» PASSAGE PROVIDED:
..............................

The people of Ras al Khaimah reflect on the unifying influence of a leader they knew first hand; who held an open majlis and visited the most remote areas of the emirate.
Sheikh Saqr's unifying influence
RAS AL KHAIMAH // As the sun came up over Ras al Khaimah yesterday the news began to spread that the emirate's revered ruler, Sheikh Saqr, had died.
As the sun began to descend over the city in the afternoon, citizens began to prepare for the funeral of the man who led the emirate for more than 60 years. His passing led many to reflect on the legacy of the man they considered the father of the people.
Among them was Ebrahim Ali al Belooshi, 28, who was so stricken by the Ruler's death that he wrote a poem on his BlackBerry before leaving work in Dubai to attend the funeral.
"This is the most famous ruler, he had about 62 years ruling RAK and it's a big loss for the Arab region. When I was born, he was my ruler and he was my grandfather's ruler. My tribe, the Belooshi, they were his bodyguards. Today when I heard, I got the permission from my work to come and be here to pray."
His poem is about his feelings of loss over the leader's death.
"Just now I wrote this poem before I came here and I sent it to all my friends' BlackBerrys. They are in Dubai but they know him well because he was a very strong ruler."
Last year, in an interview before the celebrations of Sheikh Saqr's 61 years of rule, his son Sheikh Saud, who was at the time the Crown Prince and Deputy Ruler of Ras al Khaimah, spoke of his father's values: "Hardworking, decent, honest, dedicated, and he valued education. These are the values that make a country prosper."
Sheikh Saqr shared his values with his people, who came to know him firsthand through his open majlis and his visits to remote mountain and desert villages.
Nearly everyone has a story about the influence the sheikh had on their lives. Saeed Abdulla al Hebsi, an elder of the Habus tribe in Wadi al Baih, now in his 80s, remembers when Sheikh Saqr first visited the mountain leaders to unite the RAK tribes. He still keeps a photo of Sheikh Saqr in a gilded frame: a black and white image of the sheikh on a cliff flanked by rifle-bearing tribal leaders.
"We were fighting before he came," said Mr Abdulla. "Now we are together."
Entesar al Za'abi, a teacher in her forties whose name translates as Victoria, was named by the sheikh.
It was an honour that inspires her to lead her life with the same compassion he showed for others, she said.
"When the British came here the sheikh was happy and gave me this name," said Ms al Za'abi.

..............................

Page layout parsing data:
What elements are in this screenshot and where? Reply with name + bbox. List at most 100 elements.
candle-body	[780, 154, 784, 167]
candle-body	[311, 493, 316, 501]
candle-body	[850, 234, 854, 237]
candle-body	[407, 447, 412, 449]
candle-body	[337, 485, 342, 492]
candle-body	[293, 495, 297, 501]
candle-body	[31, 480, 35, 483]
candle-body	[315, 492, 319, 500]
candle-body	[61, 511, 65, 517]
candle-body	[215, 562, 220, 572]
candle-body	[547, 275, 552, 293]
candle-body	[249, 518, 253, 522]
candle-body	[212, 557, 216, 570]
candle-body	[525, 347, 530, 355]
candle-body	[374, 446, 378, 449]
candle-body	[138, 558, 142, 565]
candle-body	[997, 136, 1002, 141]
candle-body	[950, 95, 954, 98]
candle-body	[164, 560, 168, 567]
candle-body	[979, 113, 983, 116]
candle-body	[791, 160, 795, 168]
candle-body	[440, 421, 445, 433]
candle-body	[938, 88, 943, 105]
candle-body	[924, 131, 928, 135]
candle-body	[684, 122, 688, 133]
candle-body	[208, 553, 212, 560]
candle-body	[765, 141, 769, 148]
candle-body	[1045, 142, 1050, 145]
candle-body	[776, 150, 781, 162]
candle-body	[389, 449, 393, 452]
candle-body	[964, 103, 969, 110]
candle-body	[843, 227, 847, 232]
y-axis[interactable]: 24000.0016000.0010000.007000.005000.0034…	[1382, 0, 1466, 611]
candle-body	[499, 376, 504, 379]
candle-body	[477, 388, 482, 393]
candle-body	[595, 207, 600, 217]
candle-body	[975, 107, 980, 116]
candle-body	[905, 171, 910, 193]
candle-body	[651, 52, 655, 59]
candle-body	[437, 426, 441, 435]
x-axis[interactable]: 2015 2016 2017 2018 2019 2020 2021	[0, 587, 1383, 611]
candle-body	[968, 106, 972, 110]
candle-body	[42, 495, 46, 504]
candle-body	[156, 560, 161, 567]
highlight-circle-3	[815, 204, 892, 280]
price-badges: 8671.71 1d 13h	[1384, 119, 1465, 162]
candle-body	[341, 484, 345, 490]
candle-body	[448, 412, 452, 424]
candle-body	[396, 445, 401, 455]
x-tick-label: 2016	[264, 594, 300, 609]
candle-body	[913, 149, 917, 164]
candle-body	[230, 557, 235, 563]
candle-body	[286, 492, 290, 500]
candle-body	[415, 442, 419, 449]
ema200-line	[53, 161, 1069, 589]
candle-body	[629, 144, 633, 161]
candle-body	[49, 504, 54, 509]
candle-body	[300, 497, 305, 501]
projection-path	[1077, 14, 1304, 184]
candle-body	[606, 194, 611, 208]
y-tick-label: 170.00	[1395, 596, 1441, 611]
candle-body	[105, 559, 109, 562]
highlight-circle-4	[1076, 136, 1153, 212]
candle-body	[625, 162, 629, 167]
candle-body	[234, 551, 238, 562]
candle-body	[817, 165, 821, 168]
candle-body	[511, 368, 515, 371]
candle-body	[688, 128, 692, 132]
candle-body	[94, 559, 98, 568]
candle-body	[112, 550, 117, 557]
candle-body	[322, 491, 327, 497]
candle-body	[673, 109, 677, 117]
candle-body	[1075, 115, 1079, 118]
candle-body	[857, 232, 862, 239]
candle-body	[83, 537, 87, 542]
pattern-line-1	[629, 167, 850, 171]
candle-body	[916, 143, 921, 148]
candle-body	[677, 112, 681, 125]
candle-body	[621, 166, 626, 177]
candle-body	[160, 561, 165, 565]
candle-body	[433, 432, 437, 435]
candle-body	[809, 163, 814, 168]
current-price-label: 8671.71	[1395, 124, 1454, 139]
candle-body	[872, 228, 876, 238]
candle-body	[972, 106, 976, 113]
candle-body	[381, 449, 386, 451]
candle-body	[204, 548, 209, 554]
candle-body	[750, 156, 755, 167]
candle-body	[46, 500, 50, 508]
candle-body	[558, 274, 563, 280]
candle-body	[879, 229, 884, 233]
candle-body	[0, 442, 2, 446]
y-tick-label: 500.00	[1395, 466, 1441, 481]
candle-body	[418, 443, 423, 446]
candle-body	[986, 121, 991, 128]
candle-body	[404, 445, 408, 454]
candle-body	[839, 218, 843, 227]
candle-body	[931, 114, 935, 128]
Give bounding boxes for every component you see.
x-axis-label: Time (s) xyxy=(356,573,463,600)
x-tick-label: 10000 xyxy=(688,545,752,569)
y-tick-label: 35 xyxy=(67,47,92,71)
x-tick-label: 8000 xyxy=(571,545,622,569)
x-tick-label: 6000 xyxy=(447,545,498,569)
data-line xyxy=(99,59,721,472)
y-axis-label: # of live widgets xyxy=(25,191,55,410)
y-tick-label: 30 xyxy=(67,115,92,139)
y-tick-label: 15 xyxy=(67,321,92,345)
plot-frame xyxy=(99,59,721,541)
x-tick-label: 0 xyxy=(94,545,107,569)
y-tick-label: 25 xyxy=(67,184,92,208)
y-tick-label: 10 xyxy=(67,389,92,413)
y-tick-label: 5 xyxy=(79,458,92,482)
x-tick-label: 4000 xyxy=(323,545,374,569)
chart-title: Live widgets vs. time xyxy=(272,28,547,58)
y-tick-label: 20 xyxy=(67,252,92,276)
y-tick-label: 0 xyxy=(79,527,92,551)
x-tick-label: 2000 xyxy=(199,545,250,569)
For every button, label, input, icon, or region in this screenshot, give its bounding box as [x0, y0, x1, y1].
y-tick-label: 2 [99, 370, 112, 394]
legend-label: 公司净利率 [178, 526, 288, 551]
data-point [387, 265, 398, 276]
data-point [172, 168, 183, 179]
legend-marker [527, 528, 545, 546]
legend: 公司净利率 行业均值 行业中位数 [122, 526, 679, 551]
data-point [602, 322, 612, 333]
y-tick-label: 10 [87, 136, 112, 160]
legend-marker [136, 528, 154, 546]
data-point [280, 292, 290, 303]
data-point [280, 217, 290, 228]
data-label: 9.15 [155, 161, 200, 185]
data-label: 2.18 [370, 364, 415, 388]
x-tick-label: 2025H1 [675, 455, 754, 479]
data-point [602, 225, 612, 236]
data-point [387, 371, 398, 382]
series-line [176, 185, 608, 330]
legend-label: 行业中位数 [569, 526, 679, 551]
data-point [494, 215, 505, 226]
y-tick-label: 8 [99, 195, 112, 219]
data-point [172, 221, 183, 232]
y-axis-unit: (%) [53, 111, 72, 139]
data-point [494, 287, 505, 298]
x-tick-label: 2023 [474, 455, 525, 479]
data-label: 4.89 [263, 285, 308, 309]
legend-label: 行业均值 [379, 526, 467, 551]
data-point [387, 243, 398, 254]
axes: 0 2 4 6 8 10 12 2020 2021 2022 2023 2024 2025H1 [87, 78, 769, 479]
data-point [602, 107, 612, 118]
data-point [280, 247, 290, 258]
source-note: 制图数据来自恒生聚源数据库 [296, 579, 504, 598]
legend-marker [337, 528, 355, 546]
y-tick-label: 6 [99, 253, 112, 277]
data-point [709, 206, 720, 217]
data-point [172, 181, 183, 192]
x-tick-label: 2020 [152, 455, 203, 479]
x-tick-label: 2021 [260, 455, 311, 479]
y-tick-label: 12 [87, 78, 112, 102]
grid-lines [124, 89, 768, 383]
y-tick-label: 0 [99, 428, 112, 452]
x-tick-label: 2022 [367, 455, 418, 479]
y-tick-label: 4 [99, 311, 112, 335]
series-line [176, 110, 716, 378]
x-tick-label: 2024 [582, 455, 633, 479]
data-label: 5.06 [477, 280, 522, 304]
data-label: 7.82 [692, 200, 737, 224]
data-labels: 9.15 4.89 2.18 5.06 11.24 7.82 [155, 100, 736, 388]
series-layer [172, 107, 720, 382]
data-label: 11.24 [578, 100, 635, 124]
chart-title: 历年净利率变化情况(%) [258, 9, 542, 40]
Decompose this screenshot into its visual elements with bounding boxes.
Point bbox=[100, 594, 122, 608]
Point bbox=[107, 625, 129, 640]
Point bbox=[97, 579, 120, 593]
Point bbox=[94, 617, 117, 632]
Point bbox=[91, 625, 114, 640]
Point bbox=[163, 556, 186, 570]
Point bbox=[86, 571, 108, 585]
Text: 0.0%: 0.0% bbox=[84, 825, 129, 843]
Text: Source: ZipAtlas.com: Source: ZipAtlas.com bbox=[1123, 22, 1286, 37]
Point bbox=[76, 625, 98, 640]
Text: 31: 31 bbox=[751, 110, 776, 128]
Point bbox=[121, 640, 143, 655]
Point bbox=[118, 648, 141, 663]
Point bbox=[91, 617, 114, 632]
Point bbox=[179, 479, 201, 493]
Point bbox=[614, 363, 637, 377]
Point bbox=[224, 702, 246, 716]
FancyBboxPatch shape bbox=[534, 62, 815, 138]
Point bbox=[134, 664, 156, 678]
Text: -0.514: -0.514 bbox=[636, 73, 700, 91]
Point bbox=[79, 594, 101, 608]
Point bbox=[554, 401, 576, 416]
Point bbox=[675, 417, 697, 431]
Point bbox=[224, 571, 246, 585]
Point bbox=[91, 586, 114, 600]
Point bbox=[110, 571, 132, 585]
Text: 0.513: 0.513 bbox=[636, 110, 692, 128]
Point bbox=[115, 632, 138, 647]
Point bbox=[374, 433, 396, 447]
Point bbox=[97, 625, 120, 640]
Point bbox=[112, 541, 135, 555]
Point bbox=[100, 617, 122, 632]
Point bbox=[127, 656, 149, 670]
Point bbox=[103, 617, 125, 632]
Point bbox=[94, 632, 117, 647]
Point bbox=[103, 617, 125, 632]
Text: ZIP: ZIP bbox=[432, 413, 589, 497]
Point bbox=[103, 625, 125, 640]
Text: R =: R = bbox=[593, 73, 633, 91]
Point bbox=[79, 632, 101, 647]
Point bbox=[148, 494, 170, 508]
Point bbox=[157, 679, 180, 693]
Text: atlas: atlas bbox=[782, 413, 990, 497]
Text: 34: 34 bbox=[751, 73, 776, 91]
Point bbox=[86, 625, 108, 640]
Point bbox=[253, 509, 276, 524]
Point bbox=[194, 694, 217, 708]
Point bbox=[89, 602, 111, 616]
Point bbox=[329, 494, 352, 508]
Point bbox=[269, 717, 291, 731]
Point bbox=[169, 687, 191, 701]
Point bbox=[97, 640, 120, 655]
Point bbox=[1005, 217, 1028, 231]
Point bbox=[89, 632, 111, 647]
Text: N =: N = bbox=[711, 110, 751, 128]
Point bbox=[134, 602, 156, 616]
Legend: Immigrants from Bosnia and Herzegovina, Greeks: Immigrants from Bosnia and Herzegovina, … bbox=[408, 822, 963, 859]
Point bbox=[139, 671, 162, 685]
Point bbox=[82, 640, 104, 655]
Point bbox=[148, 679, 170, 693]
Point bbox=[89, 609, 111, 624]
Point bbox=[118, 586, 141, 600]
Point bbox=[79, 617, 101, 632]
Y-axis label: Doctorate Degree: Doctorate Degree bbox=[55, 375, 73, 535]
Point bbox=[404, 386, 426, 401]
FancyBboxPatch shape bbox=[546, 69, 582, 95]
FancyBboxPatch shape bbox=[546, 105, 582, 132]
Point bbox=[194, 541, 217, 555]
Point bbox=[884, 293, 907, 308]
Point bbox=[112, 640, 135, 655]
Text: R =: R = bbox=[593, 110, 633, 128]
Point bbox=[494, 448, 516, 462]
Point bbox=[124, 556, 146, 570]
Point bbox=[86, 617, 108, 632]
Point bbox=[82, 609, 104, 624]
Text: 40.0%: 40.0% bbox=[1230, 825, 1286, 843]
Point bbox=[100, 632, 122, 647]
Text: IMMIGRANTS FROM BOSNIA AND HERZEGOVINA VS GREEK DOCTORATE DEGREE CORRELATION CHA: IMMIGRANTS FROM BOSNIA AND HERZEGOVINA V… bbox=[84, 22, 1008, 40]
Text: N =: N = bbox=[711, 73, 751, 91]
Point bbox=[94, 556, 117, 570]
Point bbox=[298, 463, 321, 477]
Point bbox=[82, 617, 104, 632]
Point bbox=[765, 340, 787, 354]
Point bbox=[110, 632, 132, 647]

..............................

» AIM OF THE EXERCISE:
Please copy the passage on Sheikh Saqr word for word, from "It was an honour" to "Ms al Za'abi.".

» ANSWER FOR THIS EXERCISE:
It was an honour that inspires her to lead her life with the same compassion he showed for others, she said.
"When the British came here the sheikh was happy and gave me this name," said Ms al Za'abi.